** Dataset follows **
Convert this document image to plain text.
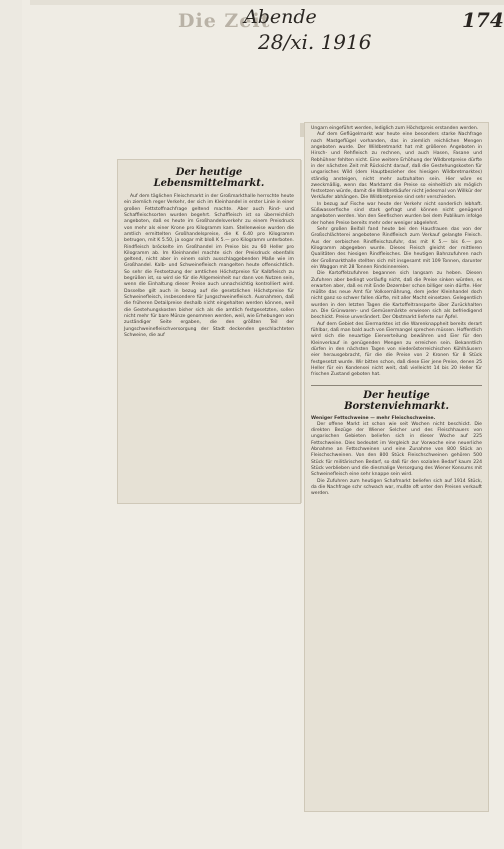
Die Zeit
Abende
28/xi. 1916
174
Der heutige Lebensmittelmarkt.

Auf dem täglichen Fleischmarkt in der Großmarkthalle herrschte heute ein ziemlich reger Verkehr, der sich im Kleinhandel in erster Linie in einer großen Fettstoffnachfrage geltend machte. Aber auch Rind- und Schaffleischsorten wurden begehrt. Schaffleisch ist so überreichlich angeboten, daß es heute im Großhandelsverkehr zu einem Preisdruck von mehr als einer Krone pro Kilogramm kam. Stellenweise wurden die amtlich ermittelten Großhandelspreise, die K 6.40 pro Kilogramm betrugen, mit K 5.50, ja sogar mit bloß K 5.— pro Kilogramm unterboten. Rindfleisch bröckelte im Großhandel im Preise bis zu 60 Heller pro Kilogramm ab. Im Kleinhandel machte sich der Preisdruck ebenfalls geltend, nicht aber in einem solch ausschlaggebenden Maße wie im Großhandel. Kalb- und Schweinefleisch mangelten heute offensichtlich. So sehr die Festsetzung der amtlichen Höchstpreise für Kalbfleisch zu begrüßen ist, so wird sie für die Allgemeinheit nur dann von Nutzen sein, wenn die Einhaltung dieser Preise auch unnachsichtig kontrolliert wird. Dasselbe gilt auch in bezug auf die gesetzlichen Höchstpreise für Schweinefleisch, insbesondere für Jungschweinefleisch. Ausnahmen, daß die früheren Detailpreise deshalb nicht eingehalten werden können, weil die Gestehungskosten bisher sich als die amtlich festgesetzten, sollen nicht mehr für bare Münze genommen werden, weil, wie Erhebungen von zuständiger Seite ergaben, die den größten Teil der Jungschweinefleischversorgung der Stadt deckenden geschlachteten Schweine, die auf

Ungarn eingeführt werden, lediglich zum Höchstpreis erstanden werden.

Auf dem Geflügelmarkt war heute eine besonders starke Nachfrage nach Mastgeflügel vorhanden, das in ziemlich reichlichen Mengen angeboten wurde. Der Wildbretmarkt hat mit größeren Angeboten in Hirsch- und Rehfleisch zu rechnen, und auch Hasen, Fasane und Rebhühner fehlten nicht. Eine weitere Erhöhung der Wildbretpreise dürfte in der nächsten Zeit mit Rücksicht darauf, daß die Gestehungskosten für ungarisches Wild (dem Hauptbezieher des hiesigen Wildbretmarktes) ständig ansteigen, nicht mehr aufzuhalten sein. Hier wäre es zweckmäßig, wenn das Marktamt die Preise so einheitlich als möglich festsetzen würde, damit die Wildbretkäufer nicht jedesmal von Willkür der Verkäufer abhängen. Die Wildbretpreise sind sehr verschieden.

In bezug auf Fische war heute der Verkehr nicht sonderlich lebhaft. Süßwasserfische sind stark gefragt und können nicht genügend angeboten werden. Von den Seefischen wurden bei dem Publikum infolge der hohen Preise bereits mehr oder weniger abgelehnt.

Sehr großen Beifall fand heute bei den Hausfrauen das von der Großschlächterei angebotene Rindfleisch zum Verkauf gelangte Fleisch. Aus der serbischen Rindfleischzufuhr, das mit K 5.— bis 6.— pro Kilogramm abgegeben wurde. Dieses Fleisch gleicht der mittleren Qualitäten des hiesigen Rindfleisches. Die heutigen Bahnzufuhren nach der Großmarkthalle stellten sich mit insgesamt mit 109 Tonnen, darunter ein Waggon mit 28 Tonnen Rindsinnereien.

Die Kartoffelzufuhren begannen sich langsam zu heben. Diesen Zufuhren aber bedingt vorläufig nicht, daß die Preise sinken würden, es erwarten aber, daß es mit Ende Dezember schon billiger sein dürfte. Hier müßte das neue Amt für Volksernährung, dem jeder Kleinhandel doch nicht ganz so schwer fallen dürfte, mit aller Macht einsetzen. Gelegentlich wurden in den letzten Tagen die Kartoffeltransporte über Zurückhalten an. Die Grünwaren- und Gemüsemärkte erwiesen sich als befriedigend beschickt. Preise unverändert. Der Obstmarkt lieferte nur Äpfel.

Auf dem Gebiet des Eiermarktes ist die Warenknappheit bereits derart fühlbar, daß man bald auch von Eiermangel sprechen müssen. Hoffentlich wird sich die neuartige Eierverteilung bewähren und Eier für den Kleinverkauf in genügenden Mengen zu erreichen sein. Bekanntlich dürfen in den nächsten Tagen von niederösterreichischen Kühlhäusern eier herausgebracht, für die die Preise von 2 Kronen für 8 Stück festgesetzt wurde. Wir bitten schon, daß diese Eier jene Preise, denen 25 Heller für ein Kondensei nicht weit, daß vielleicht 14 bis 20 Heller für frischen Zustand geboten hat.

Der heutige Borstenviehmarkt.

Weniger Fettschweine — mehr Fleischschweine.

Der offene Markt ist schon wie seit Wochen nicht beschickt. Die direkten Bezüge der Wiener Selcher und des Fleischhauers von ungarischen Gebieten beliefen sich in dieser Woche auf 225 Fettschweine. Dies bedeutet im Vergleich zur Vorwoche eine neuerliche Abnahme an Fettschweinen und eine Zunahme von 800 Stück an Fleischschweinen. Von den 800 Stück Fleischschweinen gehören 500 Stück für militärischen Bedarf, so daß für den sozialen Bedarf kaum 224 Stück verblieben und die diesmalige Versorgung des Wiener Konsums mit Schweinefleisch eine sehr knappe sein wird.

Die Zufuhren zum heutigen Schafmarkt beliefen sich auf 1914 Stück, da die Nachfrage schr schwach war, mußte oft unter den Preisen verkauft werden.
** End of Dataset **
* **Task to carry out**: Within the listing above, each line containing "Fettschweine" is counted once; report the total and nothing else.

* **Exercise output**: 2